- Flag of Wales
- Incumbent Adrian Crompton since July 2018; 8 years ago
- Member of: Audit Wales
- Reports to: Senedd
- Appointer: Monarch of the United Kingdom
- Term length: 8 years
- Constituting instrument: Government of Wales Act 2006; Public Audit (Wales) Act 2013;
- Inaugural holder: Jeremy Colman
- Formation: February 2005; 21 years ago
- Website: www.wao.gov.uk/about-us/whos-who/adrian-crompton

= Auditor General for Wales =

Welsh public official

The Auditor General for Wales (Archwilydd Cyffredinol Cymru) is the public official in charge of the Wales Audit Office, the body responsible for auditing the Welsh Government, its public bodies, National Health Service bodies and local government in Wales. The Auditor General for Wales is responsible for auditing £20 billion of taxpayers' money each year.

It is a statutory appointment made on the nomination of the Senedd (Welsh Parliament; Senedd Cymru), in accordance with the provisions of the Public Audit (Wales) Act 2013 (anaw 3).

The first full-time Auditor General for Wales, Jeremy Colman, was appointed on 1 April 2005 for an initial five-year term subsequently extended in 2009 for a further three years. Colman resigned in February 2010 after an internal investigation at the Wales Audit Office and subsequently pleaded guilty to possession of indecent images of children.

Goal 1: Retype the text on the Auditor General for Wales in full, with no changes.

Data to use:

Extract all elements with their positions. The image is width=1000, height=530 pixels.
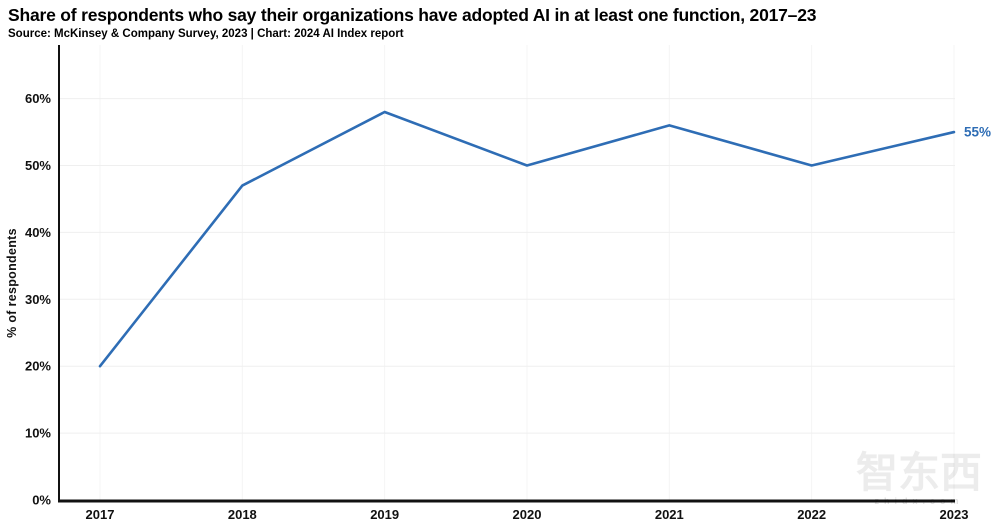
y-tick-label: 50% <box>25 158 51 173</box>
y-axis-title: % of respondents <box>5 228 19 338</box>
chart-source-caption: Source: McKinsey & Company Survey, 2023 … <box>8 28 404 40</box>
chart-title: Share of respondents who say their organ… <box>8 5 817 25</box>
y-tick-label: 20% <box>25 359 51 374</box>
x-tick-label: 2021 <box>655 507 684 522</box>
y-tick-label: 30% <box>25 292 51 307</box>
data-line <box>98 110 956 368</box>
y-tick-label: 60% <box>25 91 51 106</box>
end-value-label: 55% <box>964 125 991 140</box>
x-tick-label: 2022 <box>797 507 826 522</box>
y-tick-label: 10% <box>25 426 51 441</box>
x-tick-label: 2017 <box>86 507 115 522</box>
x-tick-label: 2018 <box>228 507 257 522</box>
x-tick-label: 2023 <box>940 507 969 522</box>
y-tick-label: 0% <box>32 493 51 508</box>
y-tick-label: 40% <box>25 225 51 240</box>
x-tick-label: 2020 <box>513 507 542 522</box>
x-tick-label: 2019 <box>370 507 399 522</box>
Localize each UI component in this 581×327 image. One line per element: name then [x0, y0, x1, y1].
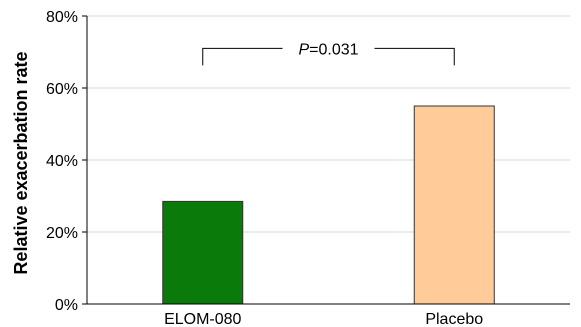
y-tick-label: 20% — [46, 225, 78, 242]
x-axis-ticks: ELOM-080 Placebo — [164, 311, 483, 327]
y-tick-label: 40% — [46, 153, 78, 170]
bars — [162, 105, 495, 305]
p-value-prefix: P — [298, 41, 309, 58]
p-value-suffix: =0.031 — [309, 41, 358, 58]
p-value-label: P=0.031 — [298, 41, 358, 58]
x-tick-label: ELOM-080 — [164, 311, 241, 327]
y-tick-label: 0% — [55, 297, 78, 314]
x-tick-label: Placebo — [425, 311, 483, 327]
bracket-right-line — [374, 47, 455, 66]
bar-elom-080 — [162, 200, 244, 305]
bar-placebo — [413, 105, 495, 305]
y-axis-label: Relative exacerbation rate — [11, 51, 31, 274]
significance-bracket: P=0.031 — [202, 41, 455, 66]
y-tick-label: 80% — [46, 9, 78, 26]
bracket-left-line — [202, 47, 283, 66]
y-axis-ticks: 0% 20% 40% 60% 80% — [46, 9, 87, 314]
y-tick-label: 60% — [46, 81, 78, 98]
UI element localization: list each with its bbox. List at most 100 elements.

Goal 2: Echo these lines from the records verbatim: begin at the line that has "y-tick-label: 20% — [46, 225, 78, 242]" and stop after the line that has "x-tick-label: Placebo — [425, 311, 483, 327]".

Final answer 1:
- Flag of Wales
- Incumbent Adrian Crompton since July 2018; 8 years ago
- Member of: Audit Wales
- Reports to: Senedd
- Appointer: Monarch of the United Kingdom
- Term length: 8 years
- Constituting instrument: Government of Wales Act 2006; Public Audit (Wales) Act 2013;
- Inaugural holder: Jeremy Colman
- Formation: February 2005; 21 years ago
- Website: www.wao.gov.uk/about-us/whos-who/adrian-crompton

= Auditor General for Wales =

Welsh public official

The Auditor General for Wales (Archwilydd Cyffredinol Cymru) is the public official in charge of the Wales Audit Office, the body responsible for auditing the Welsh Government, its public bodies, National Health Service bodies and local government in Wales. The Auditor General for Wales is responsible for auditing £20 billion of taxpayers' money each year.

It is a statutory appointment made on the nomination of the Senedd (Welsh Parliament; Senedd Cymru), in accordance with the provisions of the Public Audit (Wales) Act 2013 (anaw 3).

The first full-time Auditor General for Wales, Jeremy Colman, was appointed on 1 April 2005 for an initial five-year term subsequently extended in 2009 for a further three years. Colman resigned in February 2010 after an internal investigation at the Wales Audit Office and subsequently pleaded guilty to possession of indecent images of children.

Final answer 2:
y-tick-label: 20% — [46, 225, 78, 242]
x-axis-ticks: ELOM-080 Placebo — [164, 311, 483, 327]
y-tick-label: 40% — [46, 153, 78, 170]
bars — [162, 105, 495, 305]
p-value-prefix: P — [298, 41, 309, 58]
p-value-suffix: =0.031 — [309, 41, 358, 58]
p-value-label: P=0.031 — [298, 41, 358, 58]
x-tick-label: ELOM-080 — [164, 311, 241, 327]
y-tick-label: 0% — [55, 297, 78, 314]
x-tick-label: Placebo — [425, 311, 483, 327]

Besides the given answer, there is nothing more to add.